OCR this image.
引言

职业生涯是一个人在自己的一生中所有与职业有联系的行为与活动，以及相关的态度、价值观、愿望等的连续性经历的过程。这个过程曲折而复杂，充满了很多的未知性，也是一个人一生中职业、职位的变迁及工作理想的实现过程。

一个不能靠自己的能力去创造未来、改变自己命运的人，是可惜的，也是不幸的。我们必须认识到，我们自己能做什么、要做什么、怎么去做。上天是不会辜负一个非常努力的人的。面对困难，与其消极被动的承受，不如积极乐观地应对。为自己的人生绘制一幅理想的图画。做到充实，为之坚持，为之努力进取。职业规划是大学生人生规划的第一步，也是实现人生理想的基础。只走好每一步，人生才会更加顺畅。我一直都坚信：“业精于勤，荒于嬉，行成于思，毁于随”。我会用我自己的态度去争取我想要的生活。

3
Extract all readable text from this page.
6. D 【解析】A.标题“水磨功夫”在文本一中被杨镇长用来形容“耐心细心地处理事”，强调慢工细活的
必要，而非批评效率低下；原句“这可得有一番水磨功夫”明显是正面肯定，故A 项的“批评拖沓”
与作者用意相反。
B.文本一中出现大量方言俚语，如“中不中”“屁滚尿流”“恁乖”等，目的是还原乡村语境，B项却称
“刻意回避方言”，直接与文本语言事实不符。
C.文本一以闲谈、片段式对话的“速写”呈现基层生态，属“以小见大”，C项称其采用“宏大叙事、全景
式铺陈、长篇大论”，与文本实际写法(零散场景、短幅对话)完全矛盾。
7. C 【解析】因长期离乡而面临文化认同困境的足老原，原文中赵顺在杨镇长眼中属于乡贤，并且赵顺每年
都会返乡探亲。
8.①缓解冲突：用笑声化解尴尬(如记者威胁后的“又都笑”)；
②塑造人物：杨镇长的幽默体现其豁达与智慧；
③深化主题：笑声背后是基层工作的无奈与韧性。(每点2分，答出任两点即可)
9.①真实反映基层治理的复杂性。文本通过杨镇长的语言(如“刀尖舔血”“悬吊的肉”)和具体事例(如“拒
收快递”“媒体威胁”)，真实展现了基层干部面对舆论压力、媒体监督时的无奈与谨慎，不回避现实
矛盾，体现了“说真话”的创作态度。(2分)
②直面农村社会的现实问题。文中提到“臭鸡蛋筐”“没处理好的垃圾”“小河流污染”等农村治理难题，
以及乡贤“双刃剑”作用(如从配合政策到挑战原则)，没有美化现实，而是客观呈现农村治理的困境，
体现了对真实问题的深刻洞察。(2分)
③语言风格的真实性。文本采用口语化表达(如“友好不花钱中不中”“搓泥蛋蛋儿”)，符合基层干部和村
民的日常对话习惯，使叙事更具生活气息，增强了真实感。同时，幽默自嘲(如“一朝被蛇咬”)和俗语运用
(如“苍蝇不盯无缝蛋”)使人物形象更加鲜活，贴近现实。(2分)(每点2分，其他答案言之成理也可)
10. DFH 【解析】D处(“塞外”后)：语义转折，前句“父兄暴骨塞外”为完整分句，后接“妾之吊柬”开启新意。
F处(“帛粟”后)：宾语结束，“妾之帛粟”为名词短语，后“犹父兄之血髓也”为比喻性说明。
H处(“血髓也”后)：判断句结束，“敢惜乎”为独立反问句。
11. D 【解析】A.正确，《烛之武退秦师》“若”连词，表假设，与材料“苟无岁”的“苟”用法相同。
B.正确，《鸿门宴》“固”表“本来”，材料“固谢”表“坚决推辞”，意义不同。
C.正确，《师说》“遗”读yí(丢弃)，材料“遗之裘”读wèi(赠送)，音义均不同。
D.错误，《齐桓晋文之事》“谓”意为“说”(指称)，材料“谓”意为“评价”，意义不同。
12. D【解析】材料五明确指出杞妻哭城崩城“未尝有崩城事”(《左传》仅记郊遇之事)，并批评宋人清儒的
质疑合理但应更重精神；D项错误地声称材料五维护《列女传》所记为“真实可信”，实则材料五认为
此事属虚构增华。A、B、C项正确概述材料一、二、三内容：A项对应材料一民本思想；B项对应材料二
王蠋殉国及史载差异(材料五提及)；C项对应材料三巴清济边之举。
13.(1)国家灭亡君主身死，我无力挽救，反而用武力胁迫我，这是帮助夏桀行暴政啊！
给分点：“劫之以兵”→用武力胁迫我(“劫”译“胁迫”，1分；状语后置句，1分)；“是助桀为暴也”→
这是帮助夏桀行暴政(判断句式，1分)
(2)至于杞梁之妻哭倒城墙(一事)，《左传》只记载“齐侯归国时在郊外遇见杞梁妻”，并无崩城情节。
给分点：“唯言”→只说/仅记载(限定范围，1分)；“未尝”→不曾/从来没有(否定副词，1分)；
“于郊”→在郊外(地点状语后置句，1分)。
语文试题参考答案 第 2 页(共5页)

• **What is needed**: Give the listing again, word for word.

• **Reply**:
OCR this image.
引言

职业生涯是一个人在自己的一生中所有与职业有联系的行为与活动，以及相关的态度、价值观、愿望等的连续性经历的过程。这个过程曲折而复杂，充满了很多的未知性，也是一个人一生中职业、职位的变迁及工作理想的实现过程。

一个不能靠自己的能力去创造未来、改变自己命运的人，是可惜的，也是不幸的。我们必须认识到，我们自己能做什么、要做什么、怎么去做。上天是不会辜负一个非常努力的人的。面对困难，与其消极被动的承受，不如积极乐观地应对。为自己的人生绘制一幅理想的图画。做到充实，为之坚持，为之努力进取。职业规划是大学生人生规划的第一步，也是实现人生理想的基础。只走好每一步，人生才会更加顺畅。我一直都坚信：“业精于勤，荒于嬉，行成于思，毁于随”。我会用我自己的态度去争取我想要的生活。

3
Extract all readable text from this page.
6. D 【解析】A.标题“水磨功夫”在文本一中被杨镇长用来形容“耐心细心地处理事”，强调慢工细活的
必要，而非批评效率低下；原句“这可得有一番水磨功夫”明显是正面肯定，故A 项的“批评拖沓”
与作者用意相反。
B.文本一中出现大量方言俚语，如“中不中”“屁滚尿流”“恁乖”等，目的是还原乡村语境，B项却称
“刻意回避方言”，直接与文本语言事实不符。
C.文本一以闲谈、片段式对话的“速写”呈现基层生态，属“以小见大”，C项称其采用“宏大叙事、全景
式铺陈、长篇大论”，与文本实际写法(零散场景、短幅对话)完全矛盾。
7. C 【解析】因长期离乡而面临文化认同困境的足老原，原文中赵顺在杨镇长眼中属于乡贤，并且赵顺每年
都会返乡探亲。
8.①缓解冲突：用笑声化解尴尬(如记者威胁后的“又都笑”)；
②塑造人物：杨镇长的幽默体现其豁达与智慧；
③深化主题：笑声背后是基层工作的无奈与韧性。(每点2分，答出任两点即可)
9.①真实反映基层治理的复杂性。文本通过杨镇长的语言(如“刀尖舔血”“悬吊的肉”)和具体事例(如“拒
收快递”“媒体威胁”)，真实展现了基层干部面对舆论压力、媒体监督时的无奈与谨慎，不回避现实
矛盾，体现了“说真话”的创作态度。(2分)
②直面农村社会的现实问题。文中提到“臭鸡蛋筐”“没处理好的垃圾”“小河流污染”等农村治理难题，
以及乡贤“双刃剑”作用(如从配合政策到挑战原则)，没有美化现实，而是客观呈现农村治理的困境，
体现了对真实问题的深刻洞察。(2分)
③语言风格的真实性。文本采用口语化表达(如“友好不花钱中不中”“搓泥蛋蛋儿”)，符合基层干部和村
民的日常对话习惯，使叙事更具生活气息，增强了真实感。同时，幽默自嘲(如“一朝被蛇咬”)和俗语运用
(如“苍蝇不盯无缝蛋”)使人物形象更加鲜活，贴近现实。(2分)(每点2分，其他答案言之成理也可)
10. DFH 【解析】D处(“塞外”后)：语义转折，前句“父兄暴骨塞外”为完整分句，后接“妾之吊柬”开启新意。
F处(“帛粟”后)：宾语结束，“妾之帛粟”为名词短语，后“犹父兄之血髓也”为比喻性说明。
H处(“血髓也”后)：判断句结束，“敢惜乎”为独立反问句。
11. D 【解析】A.正确，《烛之武退秦师》“若”连词，表假设，与材料“苟无岁”的“苟”用法相同。
B.正确，《鸿门宴》“固”表“本来”，材料“固谢”表“坚决推辞”，意义不同。
C.正确，《师说》“遗”读yí(丢弃)，材料“遗之裘”读wèi(赠送)，音义均不同。
D.错误，《齐桓晋文之事》“谓”意为“说”(指称)，材料“谓”意为“评价”，意义不同。
12. D【解析】材料五明确指出杞妻哭城崩城“未尝有崩城事”(《左传》仅记郊遇之事)，并批评宋人清儒的
质疑合理但应更重精神；D项错误地声称材料五维护《列女传》所记为“真实可信”，实则材料五认为
此事属虚构增华。A、B、C项正确概述材料一、二、三内容：A项对应材料一民本思想；B项对应材料二
王蠋殉国及史载差异(材料五提及)；C项对应材料三巴清济边之举。
13.(1)国家灭亡君主身死，我无力挽救，反而用武力胁迫我，这是帮助夏桀行暴政啊！
给分点：“劫之以兵”→用武力胁迫我(“劫”译“胁迫”，1分；状语后置句，1分)；“是助桀为暴也”→
这是帮助夏桀行暴政(判断句式，1分)
(2)至于杞梁之妻哭倒城墙(一事)，《左传》只记载“齐侯归国时在郊外遇见杞梁妻”，并无崩城情节。
给分点：“唯言”→只说/仅记载(限定范围，1分)；“未尝”→不曾/从来没有(否定副词，1分)；
“于郊”→在郊外(地点状语后置句，1分)。
语文试题参考答案 第 2 页(共5页)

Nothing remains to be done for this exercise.